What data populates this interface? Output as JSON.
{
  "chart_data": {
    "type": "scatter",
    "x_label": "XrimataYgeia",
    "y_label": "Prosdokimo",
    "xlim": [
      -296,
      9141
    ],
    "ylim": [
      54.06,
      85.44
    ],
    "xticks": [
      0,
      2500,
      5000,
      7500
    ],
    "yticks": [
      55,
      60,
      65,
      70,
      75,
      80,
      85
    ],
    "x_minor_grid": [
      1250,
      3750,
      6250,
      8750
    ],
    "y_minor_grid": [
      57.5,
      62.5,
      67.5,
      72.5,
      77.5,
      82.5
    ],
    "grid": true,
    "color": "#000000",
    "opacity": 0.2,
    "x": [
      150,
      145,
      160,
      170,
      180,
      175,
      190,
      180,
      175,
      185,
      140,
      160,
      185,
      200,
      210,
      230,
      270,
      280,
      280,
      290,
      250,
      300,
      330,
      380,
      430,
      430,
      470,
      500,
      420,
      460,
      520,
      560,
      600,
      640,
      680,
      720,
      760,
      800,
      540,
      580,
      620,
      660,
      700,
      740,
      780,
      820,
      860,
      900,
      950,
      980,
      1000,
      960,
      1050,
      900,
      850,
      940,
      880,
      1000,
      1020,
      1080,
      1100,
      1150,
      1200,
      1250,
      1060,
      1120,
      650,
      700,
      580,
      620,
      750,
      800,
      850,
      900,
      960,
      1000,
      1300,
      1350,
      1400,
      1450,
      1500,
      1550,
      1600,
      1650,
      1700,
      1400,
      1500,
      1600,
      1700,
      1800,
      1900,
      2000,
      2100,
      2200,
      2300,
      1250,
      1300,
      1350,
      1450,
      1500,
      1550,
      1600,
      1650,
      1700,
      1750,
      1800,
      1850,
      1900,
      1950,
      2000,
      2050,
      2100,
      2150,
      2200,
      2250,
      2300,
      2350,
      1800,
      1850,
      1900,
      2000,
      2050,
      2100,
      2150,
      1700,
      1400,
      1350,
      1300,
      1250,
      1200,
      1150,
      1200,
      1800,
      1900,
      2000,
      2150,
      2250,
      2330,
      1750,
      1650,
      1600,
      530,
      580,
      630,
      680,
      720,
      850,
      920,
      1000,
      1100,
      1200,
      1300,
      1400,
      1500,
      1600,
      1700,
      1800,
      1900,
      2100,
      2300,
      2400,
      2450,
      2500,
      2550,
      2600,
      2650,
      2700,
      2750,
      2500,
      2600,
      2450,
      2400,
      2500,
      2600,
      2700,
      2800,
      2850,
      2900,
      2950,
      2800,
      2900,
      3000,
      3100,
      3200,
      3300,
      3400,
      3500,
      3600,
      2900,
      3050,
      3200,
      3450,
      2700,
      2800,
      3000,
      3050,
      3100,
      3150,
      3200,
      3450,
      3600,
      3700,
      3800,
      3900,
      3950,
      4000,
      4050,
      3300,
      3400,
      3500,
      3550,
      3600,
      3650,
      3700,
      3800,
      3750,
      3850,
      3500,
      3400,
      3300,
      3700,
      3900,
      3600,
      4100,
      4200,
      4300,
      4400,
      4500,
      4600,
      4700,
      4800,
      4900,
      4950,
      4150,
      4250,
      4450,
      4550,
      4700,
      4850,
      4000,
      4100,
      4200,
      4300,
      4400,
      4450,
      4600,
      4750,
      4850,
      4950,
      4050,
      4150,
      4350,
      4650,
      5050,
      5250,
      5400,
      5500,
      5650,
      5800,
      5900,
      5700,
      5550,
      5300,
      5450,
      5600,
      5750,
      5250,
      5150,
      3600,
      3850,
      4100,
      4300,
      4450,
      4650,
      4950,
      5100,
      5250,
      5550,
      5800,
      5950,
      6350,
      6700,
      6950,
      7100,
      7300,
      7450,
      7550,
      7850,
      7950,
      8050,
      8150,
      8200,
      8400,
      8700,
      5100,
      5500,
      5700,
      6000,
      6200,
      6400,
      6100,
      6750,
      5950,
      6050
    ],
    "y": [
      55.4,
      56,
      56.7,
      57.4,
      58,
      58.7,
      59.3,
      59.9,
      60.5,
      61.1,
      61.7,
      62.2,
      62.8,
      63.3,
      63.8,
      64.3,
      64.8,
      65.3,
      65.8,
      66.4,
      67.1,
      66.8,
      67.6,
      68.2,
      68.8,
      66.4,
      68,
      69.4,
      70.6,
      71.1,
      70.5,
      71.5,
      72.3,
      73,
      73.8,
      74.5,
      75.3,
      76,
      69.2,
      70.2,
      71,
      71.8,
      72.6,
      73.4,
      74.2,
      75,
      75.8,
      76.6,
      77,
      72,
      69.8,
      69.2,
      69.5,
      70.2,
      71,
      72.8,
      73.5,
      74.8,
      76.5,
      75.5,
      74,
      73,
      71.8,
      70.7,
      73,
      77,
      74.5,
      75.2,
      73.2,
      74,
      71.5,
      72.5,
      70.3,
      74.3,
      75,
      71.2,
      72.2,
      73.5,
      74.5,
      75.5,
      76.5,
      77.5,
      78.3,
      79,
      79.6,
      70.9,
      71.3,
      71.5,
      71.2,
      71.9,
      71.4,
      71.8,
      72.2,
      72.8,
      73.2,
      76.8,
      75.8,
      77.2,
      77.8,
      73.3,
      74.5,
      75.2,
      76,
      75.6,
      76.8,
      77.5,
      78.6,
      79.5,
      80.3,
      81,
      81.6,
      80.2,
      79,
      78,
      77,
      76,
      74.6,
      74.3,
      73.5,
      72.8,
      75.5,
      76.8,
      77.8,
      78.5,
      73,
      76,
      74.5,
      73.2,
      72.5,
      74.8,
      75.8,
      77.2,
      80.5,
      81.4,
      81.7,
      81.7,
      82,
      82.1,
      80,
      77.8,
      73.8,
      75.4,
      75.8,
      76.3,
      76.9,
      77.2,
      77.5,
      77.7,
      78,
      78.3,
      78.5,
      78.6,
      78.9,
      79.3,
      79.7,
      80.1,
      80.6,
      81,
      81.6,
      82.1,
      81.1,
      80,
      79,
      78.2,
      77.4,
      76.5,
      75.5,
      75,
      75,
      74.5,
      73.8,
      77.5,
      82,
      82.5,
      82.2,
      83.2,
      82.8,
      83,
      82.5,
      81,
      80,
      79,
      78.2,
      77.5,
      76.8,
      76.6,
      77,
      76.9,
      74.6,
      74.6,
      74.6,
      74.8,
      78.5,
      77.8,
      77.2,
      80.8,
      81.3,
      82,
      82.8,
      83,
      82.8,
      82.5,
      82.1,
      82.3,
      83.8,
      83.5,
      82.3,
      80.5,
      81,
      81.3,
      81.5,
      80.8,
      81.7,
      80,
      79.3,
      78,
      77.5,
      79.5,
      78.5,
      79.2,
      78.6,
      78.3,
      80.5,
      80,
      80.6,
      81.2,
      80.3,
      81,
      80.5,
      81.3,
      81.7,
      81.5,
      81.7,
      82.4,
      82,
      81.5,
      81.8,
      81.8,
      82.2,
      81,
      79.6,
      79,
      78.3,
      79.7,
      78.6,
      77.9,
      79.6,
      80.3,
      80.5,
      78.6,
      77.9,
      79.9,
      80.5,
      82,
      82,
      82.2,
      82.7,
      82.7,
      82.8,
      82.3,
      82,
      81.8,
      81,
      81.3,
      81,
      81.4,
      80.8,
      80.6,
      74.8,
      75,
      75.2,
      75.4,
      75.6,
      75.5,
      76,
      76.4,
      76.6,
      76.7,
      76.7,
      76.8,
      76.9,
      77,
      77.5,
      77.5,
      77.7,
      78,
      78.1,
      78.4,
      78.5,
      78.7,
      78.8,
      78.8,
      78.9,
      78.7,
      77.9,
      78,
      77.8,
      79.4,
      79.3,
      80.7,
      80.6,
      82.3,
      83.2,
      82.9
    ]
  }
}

**Prompt**
Would you reproduce all the entries exactly?

**Written response**
What data populates this interface? Output as JSON.
{
  "chart_data": {
    "type": "scatter",
    "x_label": "XrimataYgeia",
    "y_label": "Prosdokimo",
    "xlim": [
      -296,
      9141
    ],
    "ylim": [
      54.06,
      85.44
    ],
    "xticks": [
      0,
      2500,
      5000,
      7500
    ],
    "yticks": [
      55,
      60,
      65,
      70,
      75,
      80,
      85
    ],
    "x_minor_grid": [
      1250,
      3750,
      6250,
      8750
    ],
    "y_minor_grid": [
      57.5,
      62.5,
      67.5,
      72.5,
      77.5,
      82.5
    ],
    "grid": true,
    "color": "#000000",
    "opacity": 0.2,
    "x": [
      150,
      145,
      160,
      170,
      180,
      175,
      190,
      180,
      175,
      185,
      140,
      160,
      185,
      200,
      210,
      230,
      270,
      280,
      280,
      290,
      250,
      300,
      330,
      380,
      430,
      430,
      470,
      500,
      420,
      460,
      520,
      560,
      600,
      640,
      680,
      720,
      760,
      800,
      540,
      580,
      620,
      660,
      700,
      740,
      780,
      820,
      860,
      900,
      950,
      980,
      1000,
      960,
      1050,
      900,
      850,
      940,
      880,
      1000,
      1020,
      1080,
      1100,
      1150,
      1200,
      1250,
      1060,
      1120,
      650,
      700,
      580,
      620,
      750,
      800,
      850,
      900,
      960,
      1000,
      1300,
      1350,
      1400,
      1450,
      1500,
      1550,
      1600,
      1650,
      1700,
      1400,
      1500,
      1600,
      1700,
      1800,
      1900,
      2000,
      2100,
      2200,
      2300,
      1250,
      1300,
      1350,
      1450,
      1500,
      1550,
      1600,
      1650,
      1700,
      1750,
      1800,
      1850,
      1900,
      1950,
      2000,
      2050,
      2100,
      2150,
      2200,
      2250,
      2300,
      2350,
      1800,
      1850,
      1900,
      2000,
      2050,
      2100,
      2150,
      1700,
      1400,
      1350,
      1300,
      1250,
      1200,
      1150,
      1200,
      1800,
      1900,
      2000,
      2150,
      2250,
      2330,
      1750,
      1650,
      1600,
      530,
      580,
      630,
      680,
      720,
      850,
      920,
      1000,
      1100,
      1200,
      1300,
      1400,
      1500,
      1600,
      1700,
      1800,
      1900,
      2100,
      2300,
      2400,
      2450,
      2500,
      2550,
      2600,
      2650,
      2700,
      2750,
      2500,
      2600,
      2450,
      2400,
      2500,
      2600,
      2700,
      2800,
      2850,
      2900,
      2950,
      2800,
      2900,
      3000,
      3100,
      3200,
      3300,
      3400,
      3500,
      3600,
      2900,
      3050,
      3200,
      3450,
      2700,
      2800,
      3000,
      3050,
      3100,
      3150,
      3200,
      3450,
      3600,
      3700,
      3800,
      3900,
      3950,
      4000,
      4050,
      3300,
      3400,
      3500,
      3550,
      3600,
      3650,
      3700,
      3800,
      3750,
      3850,
      3500,
      3400,
      3300,
      3700,
      3900,
      3600,
      4100,
      4200,
      4300,
      4400,
      4500,
      4600,
      4700,
      4800,
      4900,
      4950,
      4150,
      4250,
      4450,
      4550,
      4700,
      4850,
      4000,
      4100,
      4200,
      4300,
      4400,
      4450,
      4600,
      4750,
      4850,
      4950,
      4050,
      4150,
      4350,
      4650,
      5050,
      5250,
      5400,
      5500,
      5650,
      5800,
      5900,
      5700,
      5550,
      5300,
      5450,
      5600,
      5750,
      5250,
      5150,
      3600,
      3850,
      4100,
      4300,
      4450,
      4650,
      4950,
      5100,
      5250,
      5550,
      5800,
      5950,
      6350,
      6700,
      6950,
      7100,
      7300,
      7450,
      7550,
      7850,
      7950,
      8050,
      8150,
      8200,
      8400,
      8700,
      5100,
      5500,
      5700,
      6000,
      6200,
      6400,
      6100,
      6750,
      5950,
      6050
    ],
    "y": [
      55.4,
      56,
      56.7,
      57.4,
      58,
      58.7,
      59.3,
      59.9,
      60.5,
      61.1,
      61.7,
      62.2,
      62.8,
      63.3,
      63.8,
      64.3,
      64.8,
      65.3,
      65.8,
      66.4,
      67.1,
      66.8,
      67.6,
      68.2,
      68.8,
      66.4,
      68,
      69.4,
      70.6,
      71.1,
      70.5,
      71.5,
      72.3,
      73,
      73.8,
      74.5,
      75.3,
      76,
      69.2,
      70.2,
      71,
      71.8,
      72.6,
      73.4,
      74.2,
      75,
      75.8,
      76.6,
      77,
      72,
      69.8,
      69.2,
      69.5,
      70.2,
      71,
      72.8,
      73.5,
      74.8,
      76.5,
      75.5,
      74,
      73,
      71.8,
      70.7,
      73,
      77,
      74.5,
      75.2,
      73.2,
      74,
      71.5,
      72.5,
      70.3,
      74.3,
      75,
      71.2,
      72.2,
      73.5,
      74.5,
      75.5,
      76.5,
      77.5,
      78.3,
      79,
      79.6,
      70.9,
      71.3,
      71.5,
      71.2,
      71.9,
      71.4,
      71.8,
      72.2,
      72.8,
      73.2,
      76.8,
      75.8,
      77.2,
      77.8,
      73.3,
      74.5,
      75.2,
      76,
      75.6,
      76.8,
      77.5,
      78.6,
      79.5,
      80.3,
      81,
      81.6,
      80.2,
      79,
      78,
      77,
      76,
      74.6,
      74.3,
      73.5,
      72.8,
      75.5,
      76.8,
      77.8,
      78.5,
      73,
      76,
      74.5,
      73.2,
      72.5,
      74.8,
      75.8,
      77.2,
      80.5,
      81.4,
      81.7,
      81.7,
      82,
      82.1,
      80,
      77.8,
      73.8,
      75.4,
      75.8,
      76.3,
      76.9,
      77.2,
      77.5,
      77.7,
      78,
      78.3,
      78.5,
      78.6,
      78.9,
      79.3,
      79.7,
      80.1,
      80.6,
      81,
      81.6,
      82.1,
      81.1,
      80,
      79,
      78.2,
      77.4,
      76.5,
      75.5,
      75,
      75,
      74.5,
      73.8,
      77.5,
      82,
      82.5,
      82.2,
      83.2,
      82.8,
      83,
      82.5,
      81,
      80,
      79,
      78.2,
      77.5,
      76.8,
      76.6,
      77,
      76.9,
      74.6,
      74.6,
      74.6,
      74.8,
      78.5,
      77.8,
      77.2,
      80.8,
      81.3,
      82,
      82.8,
      83,
      82.8,
      82.5,
      82.1,
      82.3,
      83.8,
      83.5,
      82.3,
      80.5,
      81,
      81.3,
      81.5,
      80.8,
      81.7,
      80,
      79.3,
      78,
      77.5,
      79.5,
      78.5,
      79.2,
      78.6,
      78.3,
      80.5,
      80,
      80.6,
      81.2,
      80.3,
      81,
      80.5,
      81.3,
      81.7,
      81.5,
      81.7,
      82.4,
      82,
      81.5,
      81.8,
      81.8,
      82.2,
      81,
      79.6,
      79,
      78.3,
      79.7,
      78.6,
      77.9,
      79.6,
      80.3,
      80.5,
      78.6,
      77.9,
      79.9,
      80.5,
      82,
      82,
      82.2,
      82.7,
      82.7,
      82.8,
      82.3,
      82,
      81.8,
      81,
      81.3,
      81,
      81.4,
      80.8,
      80.6,
      74.8,
      75,
      75.2,
      75.4,
      75.6,
      75.5,
      76,
      76.4,
      76.6,
      76.7,
      76.7,
      76.8,
      76.9,
      77,
      77.5,
      77.5,
      77.7,
      78,
      78.1,
      78.4,
      78.5,
      78.7,
      78.8,
      78.8,
      78.9,
      78.7,
      77.9,
      78,
      77.8,
      79.4,
      79.3,
      80.7,
      80.6,
      82.3,
      83.2,
      82.9
    ]
  }
}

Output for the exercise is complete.